[Records contained in a dataset]
****

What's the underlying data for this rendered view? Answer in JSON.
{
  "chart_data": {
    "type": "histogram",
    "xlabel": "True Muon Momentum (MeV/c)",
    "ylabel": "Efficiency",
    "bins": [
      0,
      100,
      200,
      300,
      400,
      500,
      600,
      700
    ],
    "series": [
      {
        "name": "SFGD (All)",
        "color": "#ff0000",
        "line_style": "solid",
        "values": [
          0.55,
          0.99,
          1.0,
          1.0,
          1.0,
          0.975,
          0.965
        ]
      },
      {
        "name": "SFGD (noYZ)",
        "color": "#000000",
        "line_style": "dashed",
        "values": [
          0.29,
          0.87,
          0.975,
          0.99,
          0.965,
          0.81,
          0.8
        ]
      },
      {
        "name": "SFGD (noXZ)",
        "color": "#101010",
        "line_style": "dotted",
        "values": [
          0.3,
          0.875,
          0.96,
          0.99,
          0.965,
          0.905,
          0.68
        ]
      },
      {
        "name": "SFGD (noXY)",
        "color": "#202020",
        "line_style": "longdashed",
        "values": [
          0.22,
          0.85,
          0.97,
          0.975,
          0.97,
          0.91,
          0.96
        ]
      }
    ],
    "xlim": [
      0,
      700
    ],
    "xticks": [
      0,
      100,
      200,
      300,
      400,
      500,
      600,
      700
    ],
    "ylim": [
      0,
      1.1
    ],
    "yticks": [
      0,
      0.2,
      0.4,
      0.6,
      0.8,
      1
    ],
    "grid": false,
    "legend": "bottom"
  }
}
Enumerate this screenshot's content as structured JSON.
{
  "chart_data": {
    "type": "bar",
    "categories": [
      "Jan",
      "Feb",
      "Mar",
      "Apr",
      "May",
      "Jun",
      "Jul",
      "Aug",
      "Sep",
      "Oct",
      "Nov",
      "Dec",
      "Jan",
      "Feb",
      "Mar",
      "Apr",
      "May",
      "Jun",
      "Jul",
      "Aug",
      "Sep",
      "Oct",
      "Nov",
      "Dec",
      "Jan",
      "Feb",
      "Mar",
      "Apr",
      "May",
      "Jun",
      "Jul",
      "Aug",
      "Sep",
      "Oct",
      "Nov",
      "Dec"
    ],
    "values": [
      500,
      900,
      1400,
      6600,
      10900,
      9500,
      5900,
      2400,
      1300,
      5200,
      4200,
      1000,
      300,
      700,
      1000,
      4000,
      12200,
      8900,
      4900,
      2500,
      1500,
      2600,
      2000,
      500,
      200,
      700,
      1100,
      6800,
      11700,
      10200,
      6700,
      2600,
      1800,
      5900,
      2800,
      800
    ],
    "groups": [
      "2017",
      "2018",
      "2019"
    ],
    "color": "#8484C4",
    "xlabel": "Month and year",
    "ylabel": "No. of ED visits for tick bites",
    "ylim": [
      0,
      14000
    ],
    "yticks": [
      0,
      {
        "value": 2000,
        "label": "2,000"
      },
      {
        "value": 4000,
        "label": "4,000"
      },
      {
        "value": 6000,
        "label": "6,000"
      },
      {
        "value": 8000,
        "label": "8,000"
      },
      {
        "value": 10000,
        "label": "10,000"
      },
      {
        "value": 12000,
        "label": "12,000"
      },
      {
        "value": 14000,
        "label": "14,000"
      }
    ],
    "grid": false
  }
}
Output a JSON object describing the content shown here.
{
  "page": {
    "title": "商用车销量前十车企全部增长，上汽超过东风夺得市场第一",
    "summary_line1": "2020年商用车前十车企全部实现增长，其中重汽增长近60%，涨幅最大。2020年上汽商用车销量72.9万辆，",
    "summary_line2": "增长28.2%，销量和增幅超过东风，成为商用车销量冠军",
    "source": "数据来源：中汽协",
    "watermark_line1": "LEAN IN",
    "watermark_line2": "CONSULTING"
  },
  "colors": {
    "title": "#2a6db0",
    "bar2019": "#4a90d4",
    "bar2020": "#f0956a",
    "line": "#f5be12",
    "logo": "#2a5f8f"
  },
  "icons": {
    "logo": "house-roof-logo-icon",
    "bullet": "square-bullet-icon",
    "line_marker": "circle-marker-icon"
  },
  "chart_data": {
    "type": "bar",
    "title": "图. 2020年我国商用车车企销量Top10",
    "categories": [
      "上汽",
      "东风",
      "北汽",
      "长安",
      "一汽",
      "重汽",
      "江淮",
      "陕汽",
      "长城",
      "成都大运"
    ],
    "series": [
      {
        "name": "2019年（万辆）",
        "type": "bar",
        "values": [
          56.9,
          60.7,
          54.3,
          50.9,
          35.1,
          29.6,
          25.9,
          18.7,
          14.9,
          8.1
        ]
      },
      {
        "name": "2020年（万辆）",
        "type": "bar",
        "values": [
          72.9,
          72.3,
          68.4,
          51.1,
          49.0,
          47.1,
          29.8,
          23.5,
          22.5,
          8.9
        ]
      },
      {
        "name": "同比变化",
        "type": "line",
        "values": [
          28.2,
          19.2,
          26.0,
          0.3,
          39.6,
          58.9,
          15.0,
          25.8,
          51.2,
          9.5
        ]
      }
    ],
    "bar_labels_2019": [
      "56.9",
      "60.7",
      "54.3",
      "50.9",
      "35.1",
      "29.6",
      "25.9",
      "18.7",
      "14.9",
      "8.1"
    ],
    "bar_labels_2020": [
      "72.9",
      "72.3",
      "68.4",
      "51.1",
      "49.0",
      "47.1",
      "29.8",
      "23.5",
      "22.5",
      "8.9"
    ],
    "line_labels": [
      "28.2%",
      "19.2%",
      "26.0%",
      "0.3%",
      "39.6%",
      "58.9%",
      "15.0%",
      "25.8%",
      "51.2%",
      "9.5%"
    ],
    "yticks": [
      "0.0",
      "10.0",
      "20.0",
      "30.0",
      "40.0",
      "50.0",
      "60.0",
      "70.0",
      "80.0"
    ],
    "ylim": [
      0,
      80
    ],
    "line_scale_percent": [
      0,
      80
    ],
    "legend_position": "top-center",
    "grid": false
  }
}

****

--- What this task involves ---
Copy out every entry again, exactly as it was given.

--- Answer to the problem ---
What's the underlying data for this rendered view? Answer in JSON.
{
  "chart_data": {
    "type": "histogram",
    "xlabel": "True Muon Momentum (MeV/c)",
    "ylabel": "Efficiency",
    "bins": [
      0,
      100,
      200,
      300,
      400,
      500,
      600,
      700
    ],
    "series": [
      {
        "name": "SFGD (All)",
        "color": "#ff0000",
        "line_style": "solid",
        "values": [
          0.55,
          0.99,
          1.0,
          1.0,
          1.0,
          0.975,
          0.965
        ]
      },
      {
        "name": "SFGD (noYZ)",
        "color": "#000000",
        "line_style": "dashed",
        "values": [
          0.29,
          0.87,
          0.975,
          0.99,
          0.965,
          0.81,
          0.8
        ]
      },
      {
        "name": "SFGD (noXZ)",
        "color": "#101010",
        "line_style": "dotted",
        "values": [
          0.3,
          0.875,
          0.96,
          0.99,
          0.965,
          0.905,
          0.68
        ]
      },
      {
        "name": "SFGD (noXY)",
        "color": "#202020",
        "line_style": "longdashed",
        "values": [
          0.22,
          0.85,
          0.97,
          0.975,
          0.97,
          0.91,
          0.96
        ]
      }
    ],
    "xlim": [
      0,
      700
    ],
    "xticks": [
      0,
      100,
      200,
      300,
      400,
      500,
      600,
      700
    ],
    "ylim": [
      0,
      1.1
    ],
    "yticks": [
      0,
      0.2,
      0.4,
      0.6,
      0.8,
      1
    ],
    "grid": false,
    "legend": "bottom"
  }
}
Enumerate this screenshot's content as structured JSON.
{
  "chart_data": {
    "type": "bar",
    "categories": [
      "Jan",
      "Feb",
      "Mar",
      "Apr",
      "May",
      "Jun",
      "Jul",
      "Aug",
      "Sep",
      "Oct",
      "Nov",
      "Dec",
      "Jan",
      "Feb",
      "Mar",
      "Apr",
      "May",
      "Jun",
      "Jul",
      "Aug",
      "Sep",
      "Oct",
      "Nov",
      "Dec",
      "Jan",
      "Feb",
      "Mar",
      "Apr",
      "May",
      "Jun",
      "Jul",
      "Aug",
      "Sep",
      "Oct",
      "Nov",
      "Dec"
    ],
    "values": [
      500,
      900,
      1400,
      6600,
      10900,
      9500,
      5900,
      2400,
      1300,
      5200,
      4200,
      1000,
      300,
      700,
      1000,
      4000,
      12200,
      8900,
      4900,
      2500,
      1500,
      2600,
      2000,
      500,
      200,
      700,
      1100,
      6800,
      11700,
      10200,
      6700,
      2600,
      1800,
      5900,
      2800,
      800
    ],
    "groups": [
      "2017",
      "2018",
      "2019"
    ],
    "color": "#8484C4",
    "xlabel": "Month and year",
    "ylabel": "No. of ED visits for tick bites",
    "ylim": [
      0,
      14000
    ],
    "yticks": [
      0,
      {
        "value": 2000,
        "label": "2,000"
      },
      {
        "value": 4000,
        "label": "4,000"
      },
      {
        "value": 6000,
        "label": "6,000"
      },
      {
        "value": 8000,
        "label": "8,000"
      },
      {
        "value": 10000,
        "label": "10,000"
      },
      {
        "value": 12000,
        "label": "12,000"
      },
      {
        "value": 14000,
        "label": "14,000"
      }
    ],
    "grid": false
  }
}
Output a JSON object describing the content shown here.
{
  "page": {
    "title": "商用车销量前十车企全部增长，上汽超过东风夺得市场第一",
    "summary_line1": "2020年商用车前十车企全部实现增长，其中重汽增长近60%，涨幅最大。2020年上汽商用车销量72.9万辆，",
    "summary_line2": "增长28.2%，销量和增幅超过东风，成为商用车销量冠军",
    "source": "数据来源：中汽协",
    "watermark_line1": "LEAN IN",
    "watermark_line2": "CONSULTING"
  },
  "colors": {
    "title": "#2a6db0",
    "bar2019": "#4a90d4",
    "bar2020": "#f0956a",
    "line": "#f5be12",
    "logo": "#2a5f8f"
  },
  "icons": {
    "logo": "house-roof-logo-icon",
    "bullet": "square-bullet-icon",
    "line_marker": "circle-marker-icon"
  },
  "chart_data": {
    "type": "bar",
    "title": "图. 2020年我国商用车车企销量Top10",
    "categories": [
      "上汽",
      "东风",
      "北汽",
      "长安",
      "一汽",
      "重汽",
      "江淮",
      "陕汽",
      "长城",
      "成都大运"
    ],
    "series": [
      {
        "name": "2019年（万辆）",
        "type": "bar",
        "values": [
          56.9,
          60.7,
          54.3,
          50.9,
          35.1,
          29.6,
          25.9,
          18.7,
          14.9,
          8.1
        ]
      },
      {
        "name": "2020年（万辆）",
        "type": "bar",
        "values": [
          72.9,
          72.3,
          68.4,
          51.1,
          49.0,
          47.1,
          29.8,
          23.5,
          22.5,
          8.9
        ]
      },
      {
        "name": "同比变化",
        "type": "line",
        "values": [
          28.2,
          19.2,
          26.0,
          0.3,
          39.6,
          58.9,
          15.0,
          25.8,
          51.2,
          9.5
        ]
      }
    ],
    "bar_labels_2019": [
      "56.9",
      "60.7",
      "54.3",
      "50.9",
      "35.1",
      "29.6",
      "25.9",
      "18.7",
      "14.9",
      "8.1"
    ],
    "bar_labels_2020": [
      "72.9",
      "72.3",
      "68.4",
      "51.1",
      "49.0",
      "47.1",
      "29.8",
      "23.5",
      "22.5",
      "8.9"
    ],
    "line_labels": [
      "28.2%",
      "19.2%",
      "26.0%",
      "0.3%",
      "39.6%",
      "58.9%",
      "15.0%",
      "25.8%",
      "51.2%",
      "9.5%"
    ],
    "yticks": [
      "0.0",
      "10.0",
      "20.0",
      "30.0",
      "40.0",
      "50.0",
      "60.0",
      "70.0",
      "80.0"
    ],
    "ylim": [
      0,
      80
    ],
    "line_scale_percent": [
      0,
      80
    ],
    "legend_position": "top-center",
    "grid": false
  }
}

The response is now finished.